• **AIM OF THE TASK**: Scan the entries below for the word "tariff". Copy each line that has it.

• **TASK DATA**:
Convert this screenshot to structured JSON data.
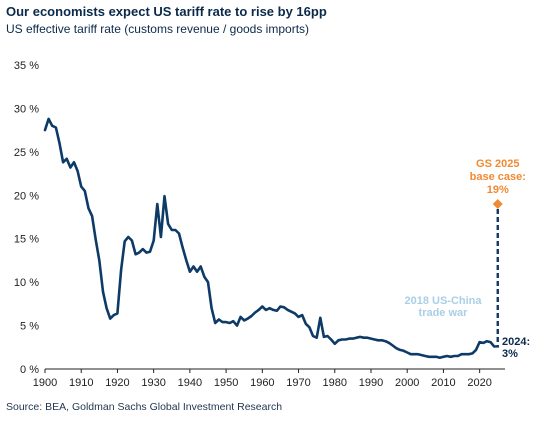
{
  "header": {
    "title": "Our economists expect US tariff rate to rise by 16pp",
    "subtitle": "US effective tariff rate (customs revenue / goods imports)"
  },
  "footer": {
    "source": "Source: BEA, Goldman Sachs Global Investment Research"
  },
  "colors": {
    "series": "#0d3a66",
    "forecast": "#f08a33",
    "annotation_light": "#a9cfe6",
    "text": "#0b2a4a"
  },
  "chart_data": {
    "type": "line",
    "title": "Our economists expect US tariff rate to rise by 16pp",
    "subtitle": "US effective tariff rate (customs revenue / goods imports)",
    "xlabel": "",
    "ylabel": "",
    "xlim": [
      1900,
      2027
    ],
    "ylim": [
      0,
      35
    ],
    "x_ticks": [
      1900,
      1910,
      1920,
      1930,
      1940,
      1950,
      1960,
      1970,
      1980,
      1990,
      2000,
      2010,
      2020
    ],
    "y_ticks": [
      0,
      5,
      10,
      15,
      20,
      25,
      30,
      35
    ],
    "y_tick_labels": [
      "0 %",
      "5 %",
      "10 %",
      "15 %",
      "20 %",
      "25 %",
      "30 %",
      "35 %"
    ],
    "grid": false,
    "series": [
      {
        "values_note": "annual effective tariff rate, %",
        "x": [
          1900,
          1901,
          1902,
          1903,
          1904,
          1905,
          1906,
          1907,
          1908,
          1909,
          1910,
          1911,
          1912,
          1913,
          1914,
          1915,
          1916,
          1917,
          1918,
          1919,
          1920,
          1921,
          1922,
          1923,
          1924,
          1925,
          1926,
          1927,
          1928,
          1929,
          1930,
          1931,
          1932,
          1933,
          1934,
          1935,
          1936,
          1937,
          1938,
          1939,
          1940,
          1941,
          1942,
          1943,
          1944,
          1945,
          1946,
          1947,
          1948,
          1949,
          1950,
          1951,
          1952,
          1953,
          1954,
          1955,
          1956,
          1957,
          1958,
          1959,
          1960,
          1961,
          1962,
          1963,
          1964,
          1965,
          1966,
          1967,
          1968,
          1969,
          1970,
          1971,
          1972,
          1973,
          1974,
          1975,
          1976,
          1977,
          1978,
          1979,
          1980,
          1981,
          1982,
          1983,
          1984,
          1985,
          1986,
          1987,
          1988,
          1989,
          1990,
          1991,
          1992,
          1993,
          1994,
          1995,
          1996,
          1997,
          1998,
          1999,
          2000,
          2001,
          2002,
          2003,
          2004,
          2005,
          2006,
          2007,
          2008,
          2009,
          2010,
          2011,
          2012,
          2013,
          2014,
          2015,
          2016,
          2017,
          2018,
          2019,
          2020,
          2021,
          2022,
          2023,
          2024
        ],
        "y": [
          27.5,
          28.8,
          28.0,
          27.8,
          26.0,
          23.8,
          24.2,
          23.2,
          23.8,
          22.8,
          21.0,
          20.5,
          18.5,
          17.6,
          14.9,
          12.5,
          8.9,
          7.0,
          5.8,
          6.2,
          6.4,
          11.4,
          14.7,
          15.2,
          14.8,
          13.2,
          13.4,
          13.8,
          13.4,
          13.5,
          14.8,
          19.0,
          15.2,
          19.9,
          16.7,
          16.0,
          16.0,
          15.6,
          14.0,
          12.5,
          11.2,
          11.8,
          11.2,
          11.8,
          10.6,
          10.0,
          7.0,
          5.3,
          5.7,
          5.4,
          5.4,
          5.3,
          5.5,
          5.0,
          6.0,
          5.6,
          5.8,
          6.1,
          6.5,
          6.8,
          7.2,
          6.8,
          7.0,
          6.8,
          6.7,
          7.2,
          7.1,
          6.8,
          6.6,
          6.4,
          6.0,
          6.2,
          5.2,
          4.8,
          3.8,
          3.6,
          5.9,
          3.7,
          3.8,
          3.4,
          2.9,
          3.3,
          3.4,
          3.4,
          3.5,
          3.5,
          3.6,
          3.7,
          3.6,
          3.6,
          3.5,
          3.4,
          3.3,
          3.3,
          3.2,
          3.0,
          2.7,
          2.4,
          2.2,
          2.1,
          1.9,
          1.7,
          1.7,
          1.7,
          1.6,
          1.5,
          1.4,
          1.4,
          1.4,
          1.3,
          1.4,
          1.5,
          1.4,
          1.5,
          1.5,
          1.7,
          1.7,
          1.7,
          1.8,
          2.2,
          3.1,
          3.0,
          3.2,
          3.1,
          2.6
        ]
      }
    ],
    "forecast": {
      "x": 2025,
      "y": 19
    },
    "annotations": [
      {
        "id": "gs2025",
        "lines": [
          "GS 2025",
          "base case:",
          "19%"
        ]
      },
      {
        "id": "tradewar",
        "lines": [
          "2018 US-China",
          "trade war"
        ]
      },
      {
        "id": "y2024",
        "lines": [
          "2024:",
          "3%"
        ]
      }
    ]
  }
}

• **REPLY TO THE TASK**:
    "title": "Our economists expect US tariff rate to rise by 16pp",
    "subtitle": "US effective tariff rate (customs revenue / goods imports)"
    "title": "Our economists expect US tariff rate to rise by 16pp",
    "subtitle": "US effective tariff rate (customs revenue / goods imports)",
        "values_note": "annual effective tariff rate, %",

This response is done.